Select all lines with the string "Binance" in them, and copy those lines.

• [Excerpted data]
******************************
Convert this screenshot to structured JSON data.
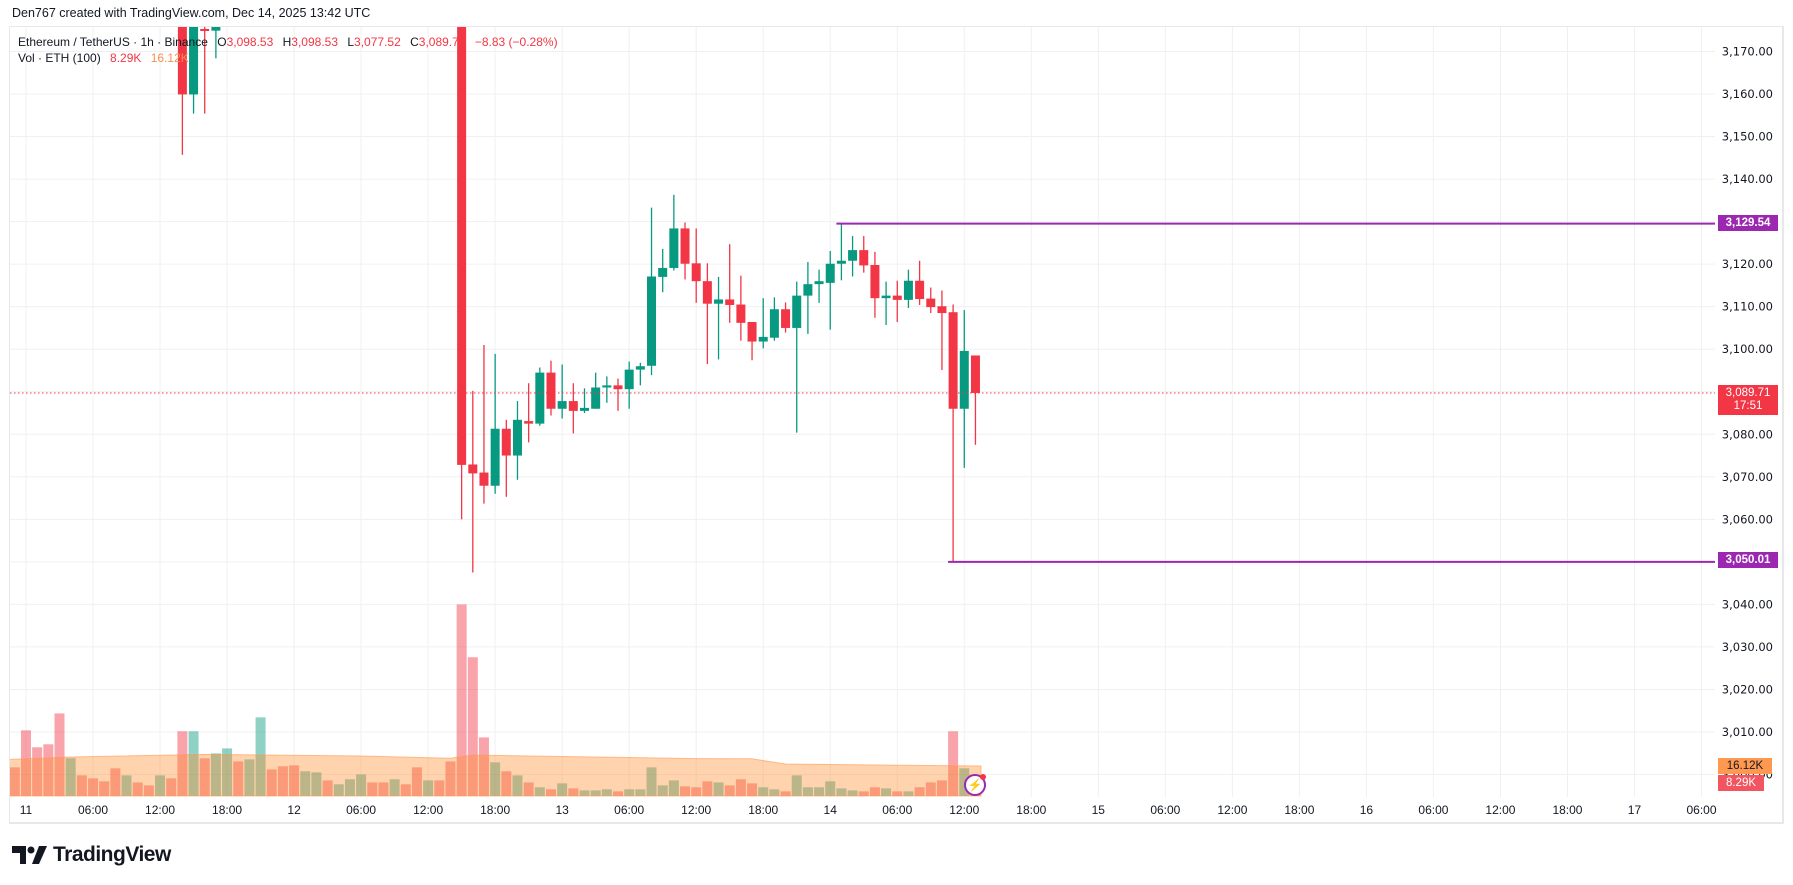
{
  "credit": "Den767 created with TradingView.com, Dec 14, 2025 13:42 UTC",
  "legend": {
    "symbol": "Ethereum / TetherUS · 1h · Binance",
    "o_label": "O",
    "o": "3,098.53",
    "h_label": "H",
    "h": "3,098.53",
    "l_label": "L",
    "l": "3,077.52",
    "c_label": "C",
    "c": "3,089.71",
    "change": "−8.83 (−0.28%)",
    "vol_label": "Vol · ETH (100)",
    "vol": "8.29K",
    "vol_ma": "16.12K"
  },
  "price_labels": {
    "high_line": "3,129.54",
    "low_line": "3,050.01",
    "last_price": "3,089.71",
    "countdown": "17:51",
    "vol_ma": "16.12K",
    "vol": "8.29K"
  },
  "logo_text": "TradingView",
  "colors": {
    "up": "#089981",
    "down": "#f23645",
    "line": "#9c27b0",
    "ma": "#ff9f50"
  },
  "chart_data": {
    "type": "candlestick",
    "title": "Ethereum / TetherUS · 1h · Binance",
    "hour_origin": "Dec 11 00:00",
    "ylim": [
      2999,
      3176
    ],
    "y_ticks": [
      "3,170.00",
      "3,160.00",
      "3,150.00",
      "3,140.00",
      "3,130.00",
      "3,120.00",
      "3,110.00",
      "3,100.00",
      "3,090.00",
      "3,080.00",
      "3,070.00",
      "3,060.00",
      "3,050.00",
      "3,040.00",
      "3,030.00",
      "3,020.00",
      "3,010.00",
      "3,000.00"
    ],
    "y_tick_values": [
      3170,
      3160,
      3150,
      3140,
      3130,
      3120,
      3110,
      3100,
      3090,
      3080,
      3070,
      3060,
      3050,
      3040,
      3030,
      3020,
      3010,
      3000
    ],
    "x_ticks": [
      {
        "h": 0,
        "label": "11"
      },
      {
        "h": 6,
        "label": "06:00"
      },
      {
        "h": 12,
        "label": "12:00"
      },
      {
        "h": 18,
        "label": "18:00"
      },
      {
        "h": 24,
        "label": "12"
      },
      {
        "h": 30,
        "label": "06:00"
      },
      {
        "h": 36,
        "label": "12:00"
      },
      {
        "h": 42,
        "label": "18:00"
      },
      {
        "h": 48,
        "label": "13"
      },
      {
        "h": 54,
        "label": "06:00"
      },
      {
        "h": 60,
        "label": "12:00"
      },
      {
        "h": 66,
        "label": "18:00"
      },
      {
        "h": 72,
        "label": "14"
      },
      {
        "h": 78,
        "label": "06:00"
      },
      {
        "h": 84,
        "label": "12:00"
      },
      {
        "h": 90,
        "label": "18:00"
      },
      {
        "h": 96,
        "label": "15"
      },
      {
        "h": 102,
        "label": "06:00"
      },
      {
        "h": 108,
        "label": "12:00"
      },
      {
        "h": 114,
        "label": "18:00"
      },
      {
        "h": 120,
        "label": "16"
      },
      {
        "h": 126,
        "label": "06:00"
      },
      {
        "h": 132,
        "label": "12:00"
      },
      {
        "h": 138,
        "label": "18:00"
      },
      {
        "h": 144,
        "label": "17"
      },
      {
        "h": 150,
        "label": "06:00"
      }
    ],
    "candles_ohlc_by_hour": [
      [
        14,
        3185,
        3195,
        3145.7,
        3159.9
      ],
      [
        15,
        3159.9,
        3190,
        3155.4,
        3180
      ],
      [
        16,
        3175.3,
        3180,
        3155.4,
        3174.9
      ],
      [
        17,
        3174.9,
        3180,
        3168.4,
        3176
      ],
      [
        39,
        3215,
        3220,
        3060,
        3072.8
      ],
      [
        40,
        3072.9,
        3090.2,
        3047.5,
        3070.8
      ],
      [
        41,
        3071,
        3101,
        3063.7,
        3067.9
      ],
      [
        42,
        3067.9,
        3098.9,
        3066,
        3081.3
      ],
      [
        43,
        3081.3,
        3083.4,
        3065.3,
        3075
      ],
      [
        44,
        3075,
        3087.8,
        3069.3,
        3083.4
      ],
      [
        45,
        3083.1,
        3092,
        3078.1,
        3082.5
      ],
      [
        46,
        3082.5,
        3095.7,
        3082,
        3094.5
      ],
      [
        47,
        3094.5,
        3097.3,
        3084.4,
        3086
      ],
      [
        48,
        3086,
        3096.4,
        3083.7,
        3087.8
      ],
      [
        49,
        3087.8,
        3092,
        3080.2,
        3085.5
      ],
      [
        50,
        3085.5,
        3090.8,
        3085,
        3086.2
      ],
      [
        51,
        3086,
        3094.5,
        3086,
        3091
      ],
      [
        52,
        3091,
        3093.6,
        3087.4,
        3091.5
      ],
      [
        53,
        3091.5,
        3093.1,
        3085.5,
        3090.6
      ],
      [
        54,
        3090.6,
        3097.1,
        3086,
        3095.2
      ],
      [
        55,
        3095.2,
        3096.8,
        3091.5,
        3096
      ],
      [
        56,
        3096.1,
        3133.3,
        3093.9,
        3117.1
      ],
      [
        57,
        3117,
        3123.6,
        3113.4,
        3119.1
      ],
      [
        58,
        3119.1,
        3136.3,
        3118.5,
        3128.4
      ],
      [
        59,
        3128.4,
        3129.8,
        3116.4,
        3120.1
      ],
      [
        60,
        3120.2,
        3128.4,
        3110.9,
        3116
      ],
      [
        61,
        3116,
        3120.2,
        3096.5,
        3110.7
      ],
      [
        62,
        3110.7,
        3117,
        3097.6,
        3111.7
      ],
      [
        63,
        3111.7,
        3124.7,
        3106.2,
        3110.4
      ],
      [
        64,
        3110.5,
        3117.3,
        3102,
        3106.2
      ],
      [
        65,
        3106.4,
        3106.4,
        3097.4,
        3101.8
      ],
      [
        66,
        3101.8,
        3112,
        3100.2,
        3102.9
      ],
      [
        67,
        3102.7,
        3112.2,
        3102,
        3109.4
      ],
      [
        68,
        3109.4,
        3111,
        3103.9,
        3105
      ],
      [
        69,
        3105,
        3115.9,
        3080.4,
        3112.6
      ],
      [
        70,
        3112.6,
        3120.5,
        3103.6,
        3115.3
      ],
      [
        71,
        3115.3,
        3118.7,
        3110.9,
        3116
      ],
      [
        72,
        3115.6,
        3123.1,
        3104.6,
        3120.1
      ],
      [
        73,
        3120.1,
        3129.54,
        3116.2,
        3120.8
      ],
      [
        74,
        3120.8,
        3126.6,
        3117.1,
        3123.3
      ],
      [
        75,
        3123.3,
        3126.6,
        3118,
        3119.7
      ],
      [
        76,
        3119.8,
        3122.9,
        3107.4,
        3112
      ],
      [
        77,
        3112,
        3115.9,
        3105.7,
        3112.6
      ],
      [
        78,
        3112.6,
        3116.1,
        3106.4,
        3111.6
      ],
      [
        79,
        3111.6,
        3118.7,
        3109.7,
        3116.1
      ],
      [
        80,
        3116.1,
        3120.8,
        3110.4,
        3111.8
      ],
      [
        81,
        3111.9,
        3114.5,
        3108.5,
        3109.9
      ],
      [
        82,
        3110.1,
        3113.8,
        3095.1,
        3108.5
      ],
      [
        83,
        3108.7,
        3110.5,
        3050.01,
        3086
      ],
      [
        84,
        3086,
        3109.2,
        3072.1,
        3099.6
      ],
      [
        85,
        3098.53,
        3098.53,
        3077.52,
        3089.71
      ]
    ],
    "hlines": [
      {
        "price": 3129.54,
        "from_h": 73,
        "label": "3,129.54"
      },
      {
        "price": 3050.01,
        "from_h": 83,
        "label": "3,050.01"
      }
    ],
    "last_price": 3089.71,
    "volume_unit": "K ETH",
    "volume_start_hour": -1,
    "volume": [
      15.4,
      35.3,
      26.2,
      27.8,
      44.4,
      20.3,
      11.1,
      9.5,
      7.9,
      14.9,
      11.1,
      7.3,
      5.7,
      11.1,
      9.5,
      34.8,
      34.8,
      20.3,
      22.9,
      25.6,
      18.6,
      19.7,
      42.3,
      14.3,
      16,
      16.5,
      13.3,
      12.7,
      8.4,
      6.3,
      9,
      11.6,
      7.3,
      7.3,
      9,
      6.3,
      15.4,
      8.4,
      8.4,
      18.6,
      103,
      74.6,
      31.5,
      18.1,
      13.3,
      11.1,
      7.3,
      4.7,
      3.6,
      6.8,
      4.1,
      3,
      3,
      3.6,
      2.5,
      3.6,
      3.6,
      15.4,
      5.7,
      8.4,
      5.2,
      4.7,
      7.9,
      7.3,
      5.7,
      9,
      6.8,
      4.7,
      3.6,
      2.5,
      11.1,
      4.7,
      4.7,
      7.9,
      4.1,
      3,
      2.5,
      4.7,
      4.1,
      2.5,
      2.5,
      4.7,
      7.3,
      8.4,
      34.8,
      14.9,
      8.29
    ],
    "volume_up": [
      0,
      0,
      0,
      0,
      0,
      1,
      0,
      0,
      0,
      0,
      1,
      0,
      0,
      1,
      0,
      0,
      1,
      0,
      1,
      1,
      0,
      1,
      1,
      0,
      0,
      0,
      1,
      1,
      0,
      1,
      1,
      1,
      0,
      0,
      1,
      0,
      0,
      1,
      0,
      0,
      0,
      0,
      0,
      1,
      0,
      1,
      0,
      1,
      0,
      1,
      0,
      1,
      1,
      1,
      0,
      1,
      1,
      1,
      1,
      1,
      0,
      0,
      0,
      1,
      0,
      0,
      0,
      1,
      1,
      0,
      1,
      1,
      1,
      1,
      1,
      1,
      0,
      0,
      1,
      0,
      1,
      0,
      0,
      0,
      0,
      1,
      0
    ],
    "volume_ma_points": [
      [
        -1,
        19.7
      ],
      [
        4,
        21
      ],
      [
        16,
        22.4
      ],
      [
        30,
        21.5
      ],
      [
        38,
        20.3
      ],
      [
        40,
        22
      ],
      [
        45,
        21.5
      ],
      [
        60,
        20.1
      ],
      [
        65,
        20
      ],
      [
        68,
        17.2
      ],
      [
        85,
        16.12
      ]
    ]
  }
}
******************************
• [Complete response]
    "symbol": "Ethereum / TetherUS · 1h · Binance",
    "title": "Ethereum / TetherUS · 1h · Binance",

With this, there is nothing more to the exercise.